(THE PROBLEM)
The entries are to be returned exactly, with images left out.

(SUPPLIED RECORDS)

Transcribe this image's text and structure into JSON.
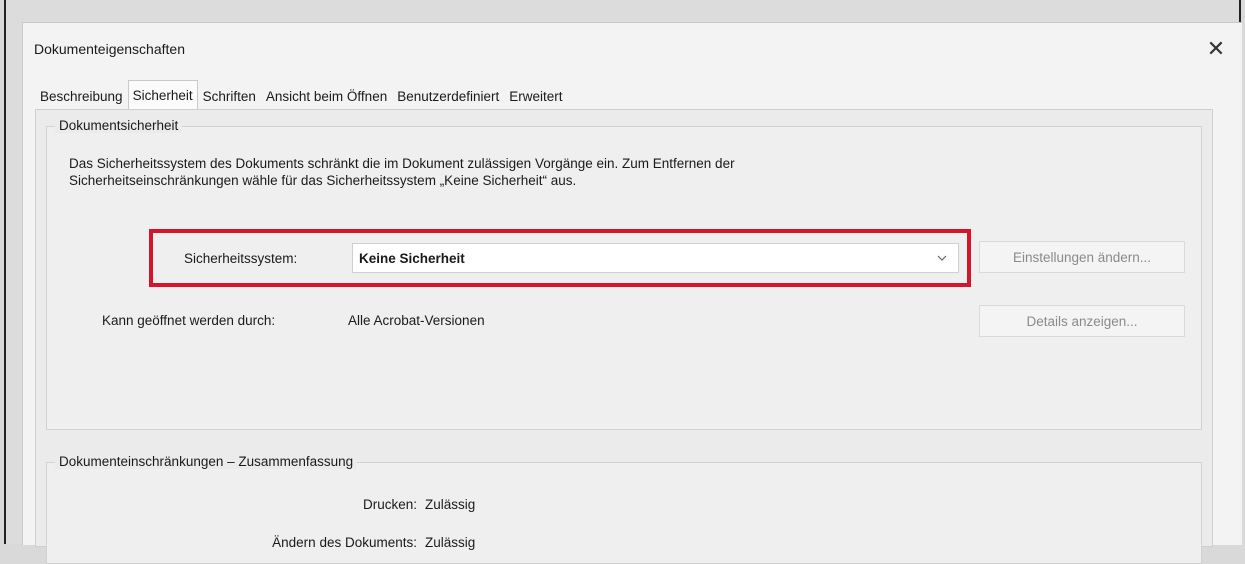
{
  "dialog": {
    "title": "Dokumenteigenschaften",
    "close_symbol": "✕"
  },
  "tabs": [
    {
      "label": "Beschreibung",
      "active": false
    },
    {
      "label": "Sicherheit",
      "active": true
    },
    {
      "label": "Schriften",
      "active": false
    },
    {
      "label": "Ansicht beim Öffnen",
      "active": false
    },
    {
      "label": "Benutzerdefiniert",
      "active": false
    },
    {
      "label": "Erweitert",
      "active": false
    }
  ],
  "security": {
    "legend": "Dokumentsicherheit",
    "description": "Das Sicherheitssystem des Dokuments schränkt die im Dokument zulässigen Vorgänge ein. Zum Entfernen der Sicherheitseinschränkungen wähle für das Sicherheitssystem „Keine Sicherheit“ aus.",
    "system_label": "Sicherheitssystem:",
    "system_value": "Keine Sicherheit",
    "settings_button": "Einstellungen ändern...",
    "open_label": "Kann geöffnet werden durch:",
    "open_value": "Alle Acrobat-Versionen",
    "details_button": "Details anzeigen...",
    "highlight_color": "#d6142c"
  },
  "restrictions": {
    "legend": "Dokumenteinschränkungen – Zusammenfassung",
    "rows": [
      {
        "label": "Drucken:",
        "value": "Zulässig"
      },
      {
        "label": "Ändern des Dokuments:",
        "value": "Zulässig"
      }
    ]
  }
}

(RESPONSE)
Transcribe this image's text and structure into JSON.
{
  "dialog": {
    "title": "Dokumenteigenschaften",
    "close_symbol": "✕"
  },
  "tabs": [
    {
      "label": "Beschreibung",
      "active": false
    },
    {
      "label": "Sicherheit",
      "active": true
    },
    {
      "label": "Schriften",
      "active": false
    },
    {
      "label": "Ansicht beim Öffnen",
      "active": false
    },
    {
      "label": "Benutzerdefiniert",
      "active": false
    },
    {
      "label": "Erweitert",
      "active": false
    }
  ],
  "security": {
    "legend": "Dokumentsicherheit",
    "description": "Das Sicherheitssystem des Dokuments schränkt die im Dokument zulässigen Vorgänge ein. Zum Entfernen der Sicherheitseinschränkungen wähle für das Sicherheitssystem „Keine Sicherheit“ aus.",
    "system_label": "Sicherheitssystem:",
    "system_value": "Keine Sicherheit",
    "settings_button": "Einstellungen ändern...",
    "open_label": "Kann geöffnet werden durch:",
    "open_value": "Alle Acrobat-Versionen",
    "details_button": "Details anzeigen...",
    "highlight_color": "#d6142c"
  },
  "restrictions": {
    "legend": "Dokumenteinschränkungen – Zusammenfassung",
    "rows": [
      {
        "label": "Drucken:",
        "value": "Zulässig"
      },
      {
        "label": "Ändern des Dokuments:",
        "value": "Zulässig"
      }
    ]
  }
}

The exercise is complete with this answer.